━━━━━ Given records ━━━━━

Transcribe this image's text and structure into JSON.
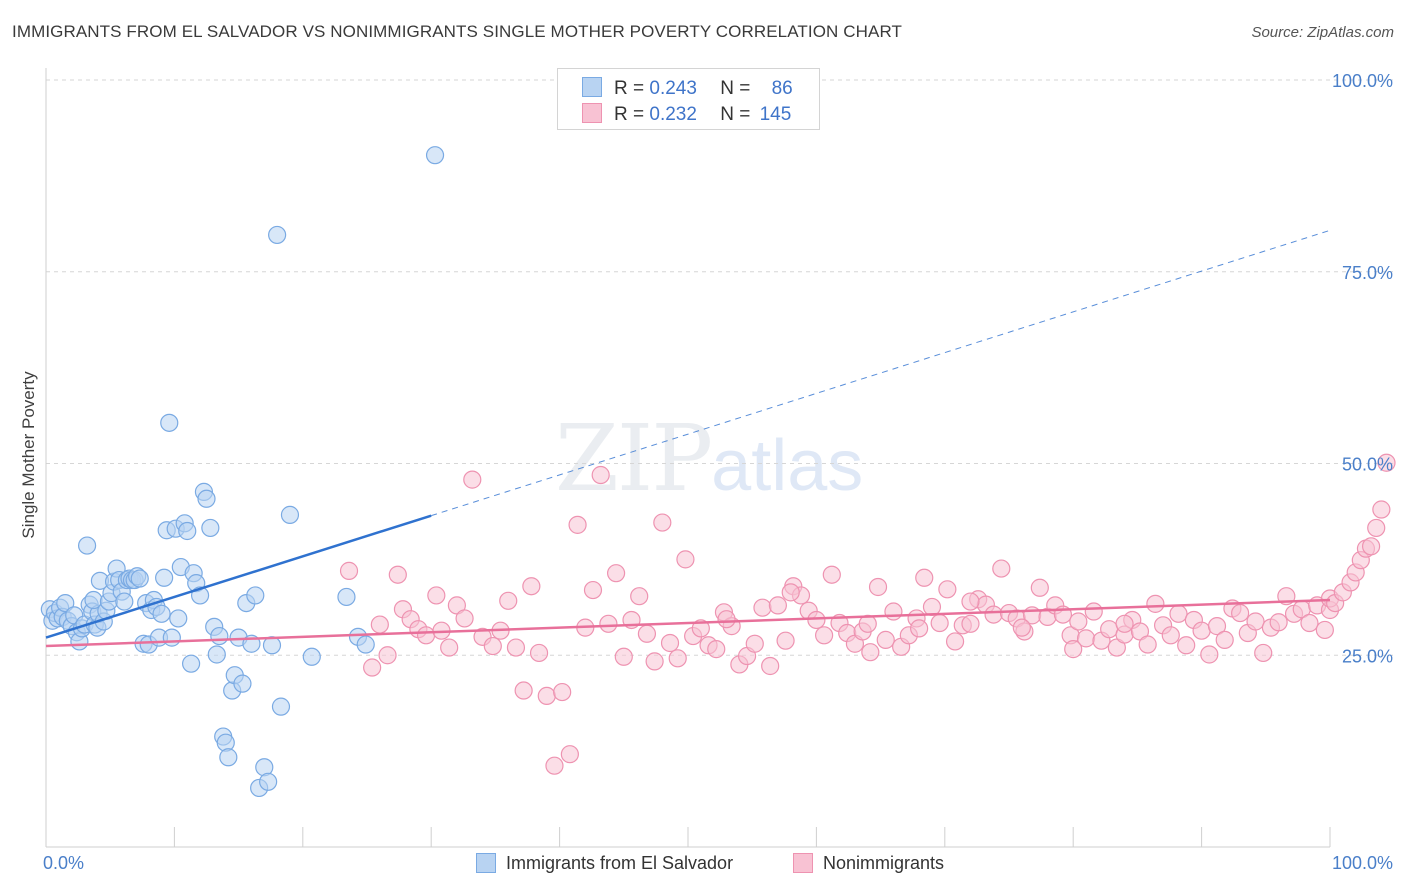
{
  "title": "IMMIGRANTS FROM EL SALVADOR VS NONIMMIGRANTS SINGLE MOTHER POVERTY CORRELATION CHART",
  "source": "Source: ZipAtlas.com",
  "watermark": {
    "zip": "ZIP",
    "atlas": "atlas"
  },
  "legend_top": [
    {
      "r_label": "R =",
      "r_value": "0.243",
      "n_label": "N =",
      "n_value": "86"
    },
    {
      "r_label": "R =",
      "r_value": "0.232",
      "n_label": "N =",
      "n_value": "145"
    }
  ],
  "legend_bottom": [
    "Immigrants from El Salvador",
    "Nonimmigrants"
  ],
  "colors": {
    "blue_fill": "#b8d3f2",
    "blue_stroke": "#7aaae3",
    "blue_line": "#2f72cf",
    "pink_fill": "#f8c2d3",
    "pink_stroke": "#ee93b1",
    "pink_line": "#e8709a",
    "tick": "#4a7fc9",
    "grid": "#d6d6d6"
  },
  "chart_data": {
    "type": "scatter",
    "title": "IMMIGRANTS FROM EL SALVADOR VS NONIMMIGRANTS SINGLE MOTHER POVERTY CORRELATION CHART",
    "xlabel": "",
    "ylabel": "Single Mother Poverty",
    "xlim": [
      0,
      100
    ],
    "ylim": [
      0,
      100
    ],
    "x_tick_labels": [
      "0.0%",
      "100.0%"
    ],
    "y_ticks": [
      25,
      50,
      75,
      100
    ],
    "y_tick_labels": [
      "25.0%",
      "50.0%",
      "75.0%",
      "100.0%"
    ],
    "grid": "horizontal dashed",
    "legend_position": "top-center",
    "series": [
      {
        "name": "Immigrants from El Salvador",
        "R": 0.243,
        "N": 86,
        "trend": {
          "x": [
            0,
            30
          ],
          "y": [
            27.3,
            43.2
          ],
          "dashed_to": [
            100,
            80.4
          ]
        },
        "points": [
          [
            0.3,
            31
          ],
          [
            0.5,
            29.5
          ],
          [
            0.7,
            30.5
          ],
          [
            0.9,
            29.8
          ],
          [
            1.1,
            31.2
          ],
          [
            1.3,
            30
          ],
          [
            1.5,
            31.8
          ],
          [
            1.7,
            29.5
          ],
          [
            2,
            28.8
          ],
          [
            2.2,
            30.2
          ],
          [
            2.4,
            28
          ],
          [
            2.6,
            26.8
          ],
          [
            2.8,
            28.5
          ],
          [
            3,
            29
          ],
          [
            3.2,
            39.3
          ],
          [
            3.4,
            31.6
          ],
          [
            3.6,
            30.7
          ],
          [
            3.8,
            29
          ],
          [
            4,
            28.6
          ],
          [
            4.1,
            30.4
          ],
          [
            3.7,
            32.2
          ],
          [
            4.2,
            34.7
          ],
          [
            4.5,
            29.4
          ],
          [
            4.7,
            30.8
          ],
          [
            4.9,
            32
          ],
          [
            5.1,
            33.1
          ],
          [
            5.3,
            34.6
          ],
          [
            5.5,
            36.3
          ],
          [
            5.7,
            34.8
          ],
          [
            5.9,
            33.3
          ],
          [
            6.1,
            32
          ],
          [
            6.3,
            34.8
          ],
          [
            6.5,
            35
          ],
          [
            6.7,
            34.8
          ],
          [
            6.9,
            34.8
          ],
          [
            7.1,
            35.3
          ],
          [
            7.3,
            35
          ],
          [
            7.6,
            26.5
          ],
          [
            7.8,
            31.8
          ],
          [
            8,
            26.4
          ],
          [
            8.2,
            30.9
          ],
          [
            8.4,
            32.2
          ],
          [
            8.6,
            31.3
          ],
          [
            8.8,
            27.3
          ],
          [
            9,
            30.4
          ],
          [
            9.2,
            35.1
          ],
          [
            9.4,
            41.3
          ],
          [
            9.6,
            55.3
          ],
          [
            9.8,
            27.3
          ],
          [
            10.1,
            41.5
          ],
          [
            10.3,
            29.8
          ],
          [
            10.5,
            36.5
          ],
          [
            10.8,
            42.2
          ],
          [
            11,
            41.2
          ],
          [
            11.3,
            23.9
          ],
          [
            11.5,
            35.7
          ],
          [
            11.7,
            34.4
          ],
          [
            12,
            32.8
          ],
          [
            12.3,
            46.3
          ],
          [
            12.5,
            45.4
          ],
          [
            12.8,
            41.6
          ],
          [
            13.1,
            28.7
          ],
          [
            13.3,
            25.1
          ],
          [
            13.5,
            27.5
          ],
          [
            13.8,
            14.4
          ],
          [
            14,
            13.6
          ],
          [
            14.2,
            11.7
          ],
          [
            14.5,
            20.4
          ],
          [
            14.7,
            22.4
          ],
          [
            15,
            27.3
          ],
          [
            15.3,
            21.3
          ],
          [
            15.6,
            31.8
          ],
          [
            16,
            26.5
          ],
          [
            16.3,
            32.8
          ],
          [
            16.6,
            7.7
          ],
          [
            17,
            10.4
          ],
          [
            17.3,
            8.5
          ],
          [
            17.6,
            26.3
          ],
          [
            18,
            79.8
          ],
          [
            18.3,
            18.3
          ],
          [
            19,
            43.3
          ],
          [
            20.7,
            24.8
          ],
          [
            23.4,
            32.6
          ],
          [
            24.3,
            27.4
          ],
          [
            24.9,
            26.4
          ],
          [
            30.3,
            90.2
          ]
        ]
      },
      {
        "name": "Nonimmigrants",
        "R": 0.232,
        "N": 145,
        "trend": {
          "x": [
            0,
            100
          ],
          "y": [
            26.2,
            32.2
          ]
        },
        "points": [
          [
            23.6,
            36
          ],
          [
            25.4,
            23.4
          ],
          [
            26,
            29
          ],
          [
            26.6,
            25
          ],
          [
            27.4,
            35.5
          ],
          [
            27.8,
            31
          ],
          [
            28.4,
            29.7
          ],
          [
            29,
            28.4
          ],
          [
            29.6,
            27.6
          ],
          [
            30.4,
            32.8
          ],
          [
            30.8,
            28.2
          ],
          [
            31.4,
            26
          ],
          [
            32,
            31.5
          ],
          [
            32.6,
            29.8
          ],
          [
            33.2,
            47.9
          ],
          [
            34,
            27.4
          ],
          [
            34.8,
            26.2
          ],
          [
            35.4,
            28.2
          ],
          [
            36,
            32.1
          ],
          [
            36.6,
            26
          ],
          [
            37.2,
            20.4
          ],
          [
            37.8,
            34
          ],
          [
            38.4,
            25.3
          ],
          [
            39,
            19.7
          ],
          [
            39.6,
            10.6
          ],
          [
            40.2,
            20.2
          ],
          [
            40.8,
            12.1
          ],
          [
            41.4,
            42
          ],
          [
            42,
            28.6
          ],
          [
            42.6,
            33.5
          ],
          [
            43.2,
            48.5
          ],
          [
            43.8,
            29.1
          ],
          [
            44.4,
            35.7
          ],
          [
            45,
            24.8
          ],
          [
            45.6,
            29.6
          ],
          [
            46.2,
            32.7
          ],
          [
            46.8,
            27.8
          ],
          [
            47.4,
            24.2
          ],
          [
            48,
            42.3
          ],
          [
            48.6,
            26.6
          ],
          [
            49.2,
            24.6
          ],
          [
            49.8,
            37.5
          ],
          [
            50.4,
            27.5
          ],
          [
            51,
            28.5
          ],
          [
            51.6,
            26.3
          ],
          [
            52.2,
            25.8
          ],
          [
            52.8,
            30.6
          ],
          [
            53.4,
            28.8
          ],
          [
            54,
            23.8
          ],
          [
            54.6,
            24.9
          ],
          [
            55.2,
            26.5
          ],
          [
            55.8,
            31.2
          ],
          [
            56.4,
            23.6
          ],
          [
            57,
            31.5
          ],
          [
            57.6,
            26.9
          ],
          [
            58.2,
            34
          ],
          [
            58.8,
            32.8
          ],
          [
            59.4,
            30.8
          ],
          [
            60,
            29.6
          ],
          [
            60.6,
            27.6
          ],
          [
            61.2,
            35.5
          ],
          [
            61.8,
            29.2
          ],
          [
            62.4,
            27.9
          ],
          [
            63,
            26.5
          ],
          [
            63.6,
            28.1
          ],
          [
            64.2,
            25.4
          ],
          [
            64.8,
            33.9
          ],
          [
            65.4,
            27
          ],
          [
            66,
            30.7
          ],
          [
            66.6,
            26.1
          ],
          [
            67.2,
            27.6
          ],
          [
            67.8,
            29.8
          ],
          [
            68.4,
            35.1
          ],
          [
            69,
            31.3
          ],
          [
            69.6,
            29.2
          ],
          [
            70.2,
            33.6
          ],
          [
            70.8,
            26.8
          ],
          [
            71.4,
            28.9
          ],
          [
            72,
            29.1
          ],
          [
            72.6,
            32.3
          ],
          [
            73.2,
            31.6
          ],
          [
            73.8,
            30.3
          ],
          [
            74.4,
            36.3
          ],
          [
            75,
            30.5
          ],
          [
            75.6,
            29.8
          ],
          [
            76.2,
            28.1
          ],
          [
            76.8,
            30.2
          ],
          [
            77.4,
            33.8
          ],
          [
            78,
            30
          ],
          [
            78.6,
            31.5
          ],
          [
            79.2,
            30.3
          ],
          [
            79.8,
            27.6
          ],
          [
            80.4,
            29.4
          ],
          [
            81,
            27.2
          ],
          [
            81.6,
            30.7
          ],
          [
            82.2,
            26.9
          ],
          [
            82.8,
            28.4
          ],
          [
            83.4,
            26
          ],
          [
            84,
            27.7
          ],
          [
            84.6,
            29.6
          ],
          [
            85.2,
            28.1
          ],
          [
            85.8,
            26.4
          ],
          [
            86.4,
            31.7
          ],
          [
            87,
            28.9
          ],
          [
            87.6,
            27.6
          ],
          [
            88.2,
            30.4
          ],
          [
            88.8,
            26.3
          ],
          [
            89.4,
            29.6
          ],
          [
            90,
            28.2
          ],
          [
            90.6,
            25.1
          ],
          [
            91.2,
            28.8
          ],
          [
            91.8,
            27
          ],
          [
            92.4,
            31.1
          ],
          [
            93,
            30.5
          ],
          [
            93.6,
            27.9
          ],
          [
            94.2,
            29.4
          ],
          [
            94.8,
            25.3
          ],
          [
            95.4,
            28.6
          ],
          [
            96,
            29.3
          ],
          [
            96.6,
            32.7
          ],
          [
            97.2,
            30.4
          ],
          [
            97.8,
            31
          ],
          [
            98.4,
            29.2
          ],
          [
            99,
            31.5
          ],
          [
            99.6,
            28.3
          ],
          [
            100,
            30.9
          ],
          [
            100,
            32.4
          ],
          [
            100.4,
            31.8
          ],
          [
            101,
            33.2
          ],
          [
            101.6,
            34.5
          ],
          [
            102,
            35.8
          ],
          [
            102.4,
            37.4
          ],
          [
            102.8,
            38.9
          ],
          [
            103.2,
            39.2
          ],
          [
            103.6,
            41.6
          ],
          [
            104,
            44
          ],
          [
            104.4,
            50.1
          ],
          [
            53,
            29.7
          ],
          [
            58,
            33.2
          ],
          [
            64,
            29.1
          ],
          [
            68,
            28.5
          ],
          [
            72,
            32
          ],
          [
            76,
            28.6
          ],
          [
            80,
            25.8
          ],
          [
            84,
            29.1
          ]
        ]
      }
    ]
  }
}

━━━━━

**Exercise instructions:** Using the listing above, list every line in which the string "name" occurs.

**Exercise result:**
        "name": "Immigrants from El Salvador",
        "name": "Nonimmigrants",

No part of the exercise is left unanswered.